DATA PROVIDED —

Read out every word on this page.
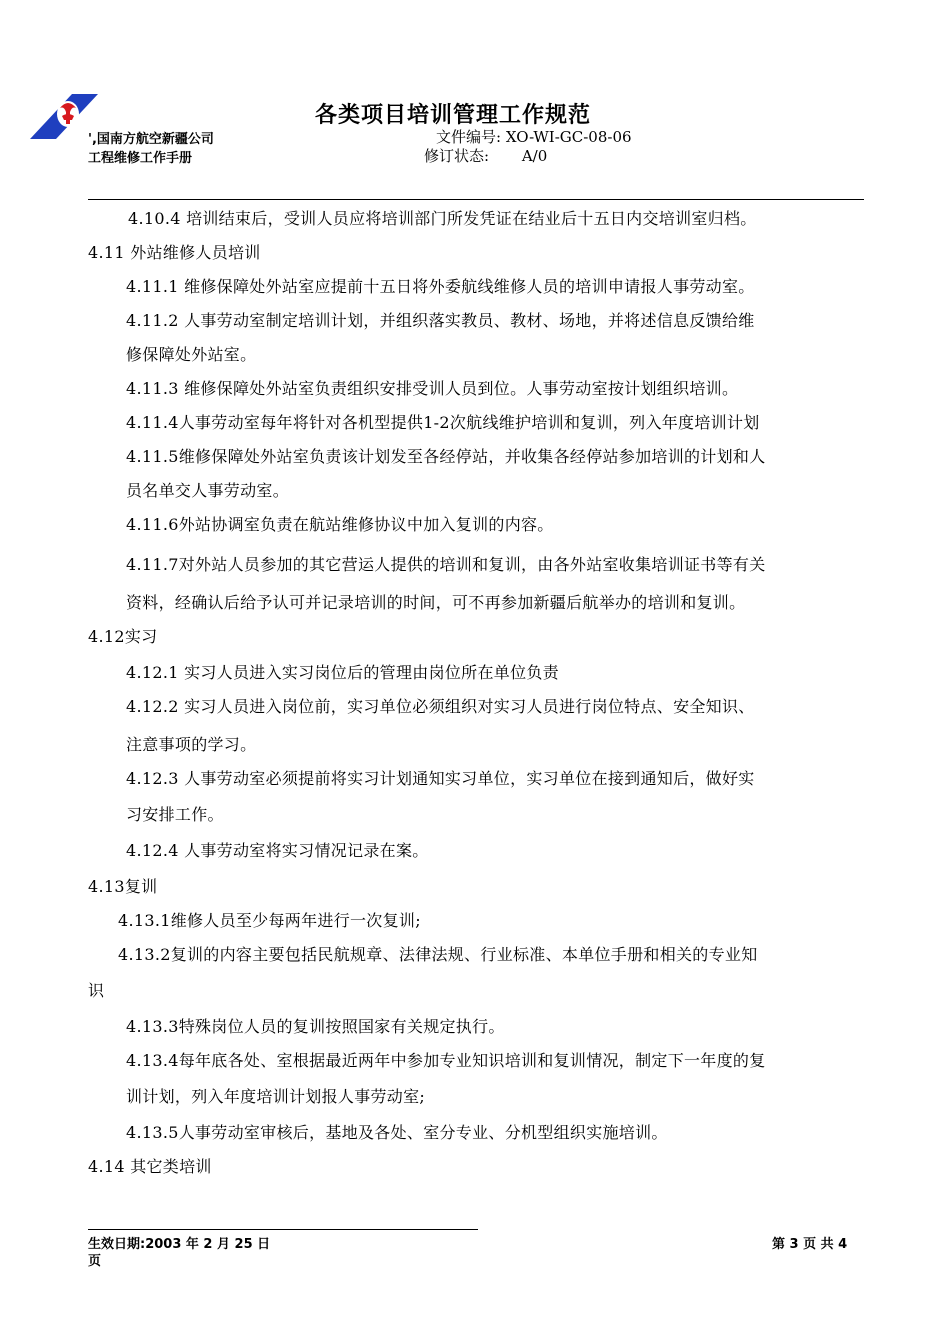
各类项目培训管理工作规范
',国南方航空新疆公司
工程维修工作手册
文件编号: XO-WI-GC-08-06
修订状态: A/0
4.10.4 培训结束后，受训人员应将培训部门所发凭证在结业后十五日内交培训室归档。
4.11 外站维修人员培训
4.11.1 维修保障处外站室应提前十五日将外委航线维修人员的培训申请报人事劳动室。
4.11.2 人事劳动室制定培训计划，并组织落实教员、教材、场地，并将述信息反馈给维
修保障处外站室。
4.11.3 维修保障处外站室负责组织安排受训人员到位。人事劳动室按计划组织培训。
4.11.4人事劳动室每年将针对各机型提供1-2次航线维护培训和复训，列入年度培训计划
4.11.5维修保障处外站室负责该计划发至各经停站，并收集各经停站参加培训的计划和人
员名单交人事劳动室。
4.11.6外站协调室负责在航站维修协议中加入复训的内容。
4.11.7对外站人员参加的其它营运人提供的培训和复训，由各外站室收集培训证书等有关
资料，经确认后给予认可并记录培训的时间，可不再参加新疆后航举办的培训和复训。
4.12实习
4.12.1 实习人员进入实习岗位后的管理由岗位所在单位负责
4.12.2 实习人员进入岗位前，实习单位必须组织对实习人员进行岗位特点、安全知识、
注意事项的学习。
4.12.3 人事劳动室必须提前将实习计划通知实习单位，实习单位在接到通知后，做好实
习安排工作。
4.12.4 人事劳动室将实习情况记录在案。
4.13复训
4.13.1维修人员至少每两年进行一次复训;
4.13.2复训的内容主要包括民航规章、法律法规、行业标准、本单位手册和相关的专业知
识
4.13.3特殊岗位人员的复训按照国家有关规定执行。
4.13.4每年底各处、室根据最近两年中参加专业知识培训和复训情况，制定下一年度的复
训计划，列入年度培训计划报人事劳动室;
4.13.5人事劳动室审核后，基地及各处、室分专业、分机型组织实施培训。
4.14 其它类培训
生效日期:2003 年 2 月 25 日	第 3 页 共 4
页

TO BE DONE — Nothing in the entries should change as you copy them, except that the pictures are left out.

RESULT FOR THIS TASK —
Read out every word on this page.
各类项目培训管理工作规范
',国南方航空新疆公司
工程维修工作手册
文件编号: XO-WI-GC-08-06
修订状态: A/0
4.10.4 培训结束后，受训人员应将培训部门所发凭证在结业后十五日内交培训室归档。
4.11 外站维修人员培训
4.11.1 维修保障处外站室应提前十五日将外委航线维修人员的培训申请报人事劳动室。
4.11.2 人事劳动室制定培训计划，并组织落实教员、教材、场地，并将述信息反馈给维
修保障处外站室。
4.11.3 维修保障处外站室负责组织安排受训人员到位。人事劳动室按计划组织培训。
4.11.4人事劳动室每年将针对各机型提供1-2次航线维护培训和复训，列入年度培训计划
4.11.5维修保障处外站室负责该计划发至各经停站，并收集各经停站参加培训的计划和人
员名单交人事劳动室。
4.11.6外站协调室负责在航站维修协议中加入复训的内容。
4.11.7对外站人员参加的其它营运人提供的培训和复训，由各外站室收集培训证书等有关
资料，经确认后给予认可并记录培训的时间，可不再参加新疆后航举办的培训和复训。
4.12实习
4.12.1 实习人员进入实习岗位后的管理由岗位所在单位负责
4.12.2 实习人员进入岗位前，实习单位必须组织对实习人员进行岗位特点、安全知识、
注意事项的学习。
4.12.3 人事劳动室必须提前将实习计划通知实习单位，实习单位在接到通知后，做好实
习安排工作。
4.12.4 人事劳动室将实习情况记录在案。
4.13复训
4.13.1维修人员至少每两年进行一次复训;
4.13.2复训的内容主要包括民航规章、法律法规、行业标准、本单位手册和相关的专业知
识
4.13.3特殊岗位人员的复训按照国家有关规定执行。
4.13.4每年底各处、室根据最近两年中参加专业知识培训和复训情况，制定下一年度的复
训计划，列入年度培训计划报人事劳动室;
4.13.5人事劳动室审核后，基地及各处、室分专业、分机型组织实施培训。
4.14 其它类培训
生效日期:2003 年 2 月 25 日	第 3 页 共 4
页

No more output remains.